**Written problem**
Reproduce every record below exactly as written, leaving out any pictures.

**Records from a data source**
■ ■ ■ ■
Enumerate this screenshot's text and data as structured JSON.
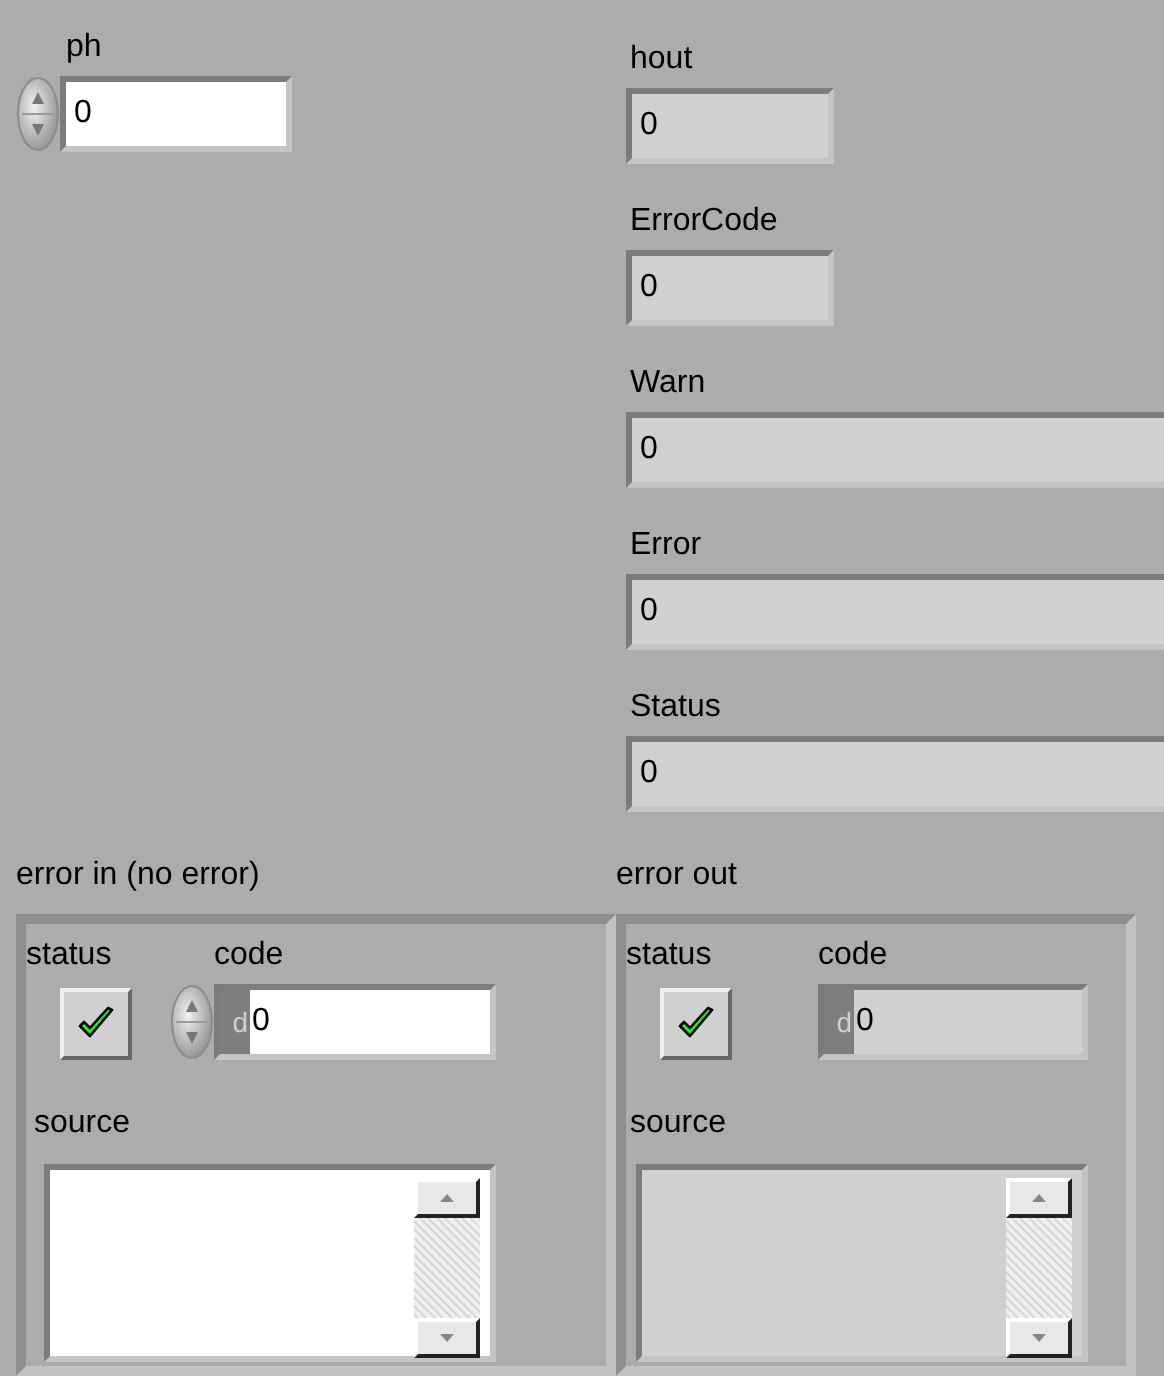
{
  "controls": [
    {
      "label": "ph",
      "value": "0",
      "kind": "control"
    }
  ],
  "indicators": [
    {
      "label": "hout",
      "value": "0",
      "kind": "indicator"
    },
    {
      "label": "ErrorCode",
      "value": "0",
      "kind": "indicator"
    },
    {
      "label": "Warn",
      "value": "0",
      "kind": "indicator"
    },
    {
      "label": "Error",
      "value": "0",
      "kind": "indicator"
    },
    {
      "label": "Status",
      "value": "0",
      "kind": "indicator"
    }
  ],
  "error_clusters": [
    {
      "label": "error in (no error)",
      "kind": "control",
      "status": {
        "label": "status",
        "checked": true
      },
      "code": {
        "label": "code",
        "radix": "d",
        "value": "0"
      },
      "source": {
        "label": "source"
      }
    },
    {
      "label": "error out",
      "kind": "indicator",
      "status": {
        "label": "status",
        "checked": true
      },
      "code": {
        "label": "code",
        "radix": "d",
        "value": "0"
      },
      "source": {
        "label": "source"
      }
    }
  ]
}
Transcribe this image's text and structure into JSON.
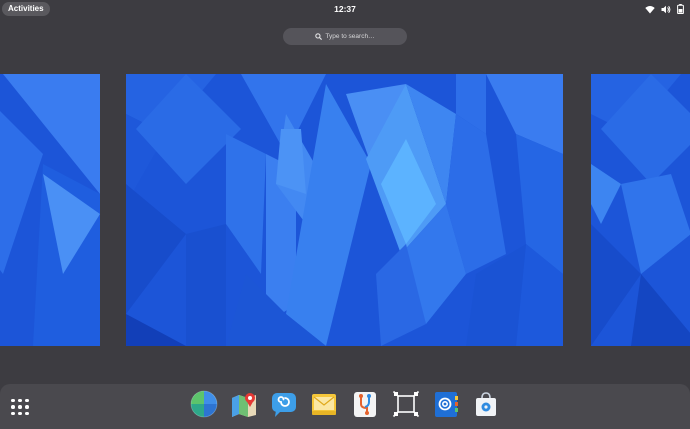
{
  "topbar": {
    "activities_label": "Activities",
    "clock": "12:37",
    "tray_icons": [
      "network-wireless-icon",
      "audio-volume-icon",
      "battery-icon"
    ]
  },
  "search": {
    "placeholder": "Type to search…"
  },
  "workspaces": [
    "workspace-previous",
    "workspace-current",
    "workspace-next"
  ],
  "dock": {
    "show_apps_icon": "app-grid-icon",
    "apps": [
      {
        "name": "web-browser",
        "icon": "globe-icon"
      },
      {
        "name": "maps",
        "icon": "map-icon"
      },
      {
        "name": "chat",
        "icon": "chat-bubble-icon"
      },
      {
        "name": "mail",
        "icon": "envelope-icon"
      },
      {
        "name": "version-control",
        "icon": "git-branch-icon"
      },
      {
        "name": "app-builder",
        "icon": "frame-icon"
      },
      {
        "name": "contacts",
        "icon": "address-book-icon"
      },
      {
        "name": "software-store",
        "icon": "shopping-bag-icon"
      }
    ]
  },
  "colors": {
    "panel": "#3d3c41",
    "dock": "#4a494e",
    "wallpaper_dark": "#1a4fd0",
    "wallpaper_light": "#5cb3ff"
  }
}
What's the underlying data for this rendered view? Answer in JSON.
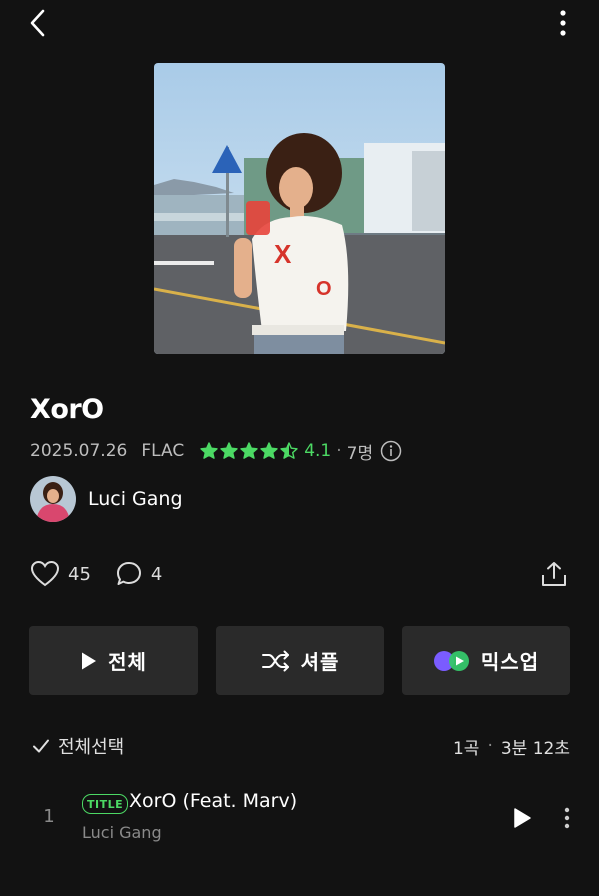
{
  "album": {
    "title": "XorO",
    "release_date": "2025.07.26",
    "format": "FLAC",
    "rating": "4.1",
    "rating_stars": 4.5,
    "rating_count": "7명"
  },
  "artist": {
    "name": "Luci Gang"
  },
  "social": {
    "likes": "45",
    "comments": "4"
  },
  "actions": {
    "play_all_label": "전체",
    "shuffle_label": "셔플",
    "mixup_label": "믹스업"
  },
  "tracklist": {
    "select_all_label": "전체선택",
    "count": "1곡",
    "duration": "3분 12초",
    "tracks": [
      {
        "number": "1",
        "badge": "TITLE",
        "title": "XorO (Feat. Marv)",
        "artist": "Luci Gang"
      }
    ]
  },
  "colors": {
    "background": "#121212",
    "accent_green": "#4cd964",
    "button_bg": "#2a2a2a"
  },
  "icons": {
    "back": "chevron-left-icon",
    "more": "more-vertical-icon",
    "info": "info-icon",
    "like": "heart-icon",
    "comment": "comment-icon",
    "share": "share-icon",
    "play": "play-icon",
    "shuffle": "shuffle-icon",
    "mixup": "mixup-icon",
    "check": "check-icon"
  }
}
■ ■ ■ ■
**Solved problem**
Enumerate this screenshot's text and data as structured JSON.
{
  "controls": [
    {
      "label": "ph",
      "value": "0",
      "kind": "control"
    }
  ],
  "indicators": [
    {
      "label": "hout",
      "value": "0",
      "kind": "indicator"
    },
    {
      "label": "ErrorCode",
      "value": "0",
      "kind": "indicator"
    },
    {
      "label": "Warn",
      "value": "0",
      "kind": "indicator"
    },
    {
      "label": "Error",
      "value": "0",
      "kind": "indicator"
    },
    {
      "label": "Status",
      "value": "0",
      "kind": "indicator"
    }
  ],
  "error_clusters": [
    {
      "label": "error in (no error)",
      "kind": "control",
      "status": {
        "label": "status",
        "checked": true
      },
      "code": {
        "label": "code",
        "radix": "d",
        "value": "0"
      },
      "source": {
        "label": "source"
      }
    },
    {
      "label": "error out",
      "kind": "indicator",
      "status": {
        "label": "status",
        "checked": true
      },
      "code": {
        "label": "code",
        "radix": "d",
        "value": "0"
      },
      "source": {
        "label": "source"
      }
    }
  ]
}
Transcribe this image's text and structure into JSON.
{
  "topbar": {
    "activities_label": "Activities",
    "clock": "12:37",
    "tray_icons": [
      "network-wireless-icon",
      "audio-volume-icon",
      "battery-icon"
    ]
  },
  "search": {
    "placeholder": "Type to search…"
  },
  "workspaces": [
    "workspace-previous",
    "workspace-current",
    "workspace-next"
  ],
  "dock": {
    "show_apps_icon": "app-grid-icon",
    "apps": [
      {
        "name": "web-browser",
        "icon": "globe-icon"
      },
      {
        "name": "maps",
        "icon": "map-icon"
      },
      {
        "name": "chat",
        "icon": "chat-bubble-icon"
      },
      {
        "name": "mail",
        "icon": "envelope-icon"
      },
      {
        "name": "version-control",
        "icon": "git-branch-icon"
      },
      {
        "name": "app-builder",
        "icon": "frame-icon"
      },
      {
        "name": "contacts",
        "icon": "address-book-icon"
      },
      {
        "name": "software-store",
        "icon": "shopping-bag-icon"
      }
    ]
  },
  "colors": {
    "panel": "#3d3c41",
    "dock": "#4a494e",
    "wallpaper_dark": "#1a4fd0",
    "wallpaper_light": "#5cb3ff"
  }
}
What's the underlying data for this rendered view? Answer in JSON.
{
  "album": {
    "title": "XorO",
    "release_date": "2025.07.26",
    "format": "FLAC",
    "rating": "4.1",
    "rating_stars": 4.5,
    "rating_count": "7명"
  },
  "artist": {
    "name": "Luci Gang"
  },
  "social": {
    "likes": "45",
    "comments": "4"
  },
  "actions": {
    "play_all_label": "전체",
    "shuffle_label": "셔플",
    "mixup_label": "믹스업"
  },
  "tracklist": {
    "select_all_label": "전체선택",
    "count": "1곡",
    "duration": "3분 12초",
    "tracks": [
      {
        "number": "1",
        "badge": "TITLE",
        "title": "XorO (Feat. Marv)",
        "artist": "Luci Gang"
      }
    ]
  },
  "colors": {
    "background": "#121212",
    "accent_green": "#4cd964",
    "button_bg": "#2a2a2a"
  },
  "icons": {
    "back": "chevron-left-icon",
    "more": "more-vertical-icon",
    "info": "info-icon",
    "like": "heart-icon",
    "comment": "comment-icon",
    "share": "share-icon",
    "play": "play-icon",
    "shuffle": "shuffle-icon",
    "mixup": "mixup-icon",
    "check": "check-icon"
  }
}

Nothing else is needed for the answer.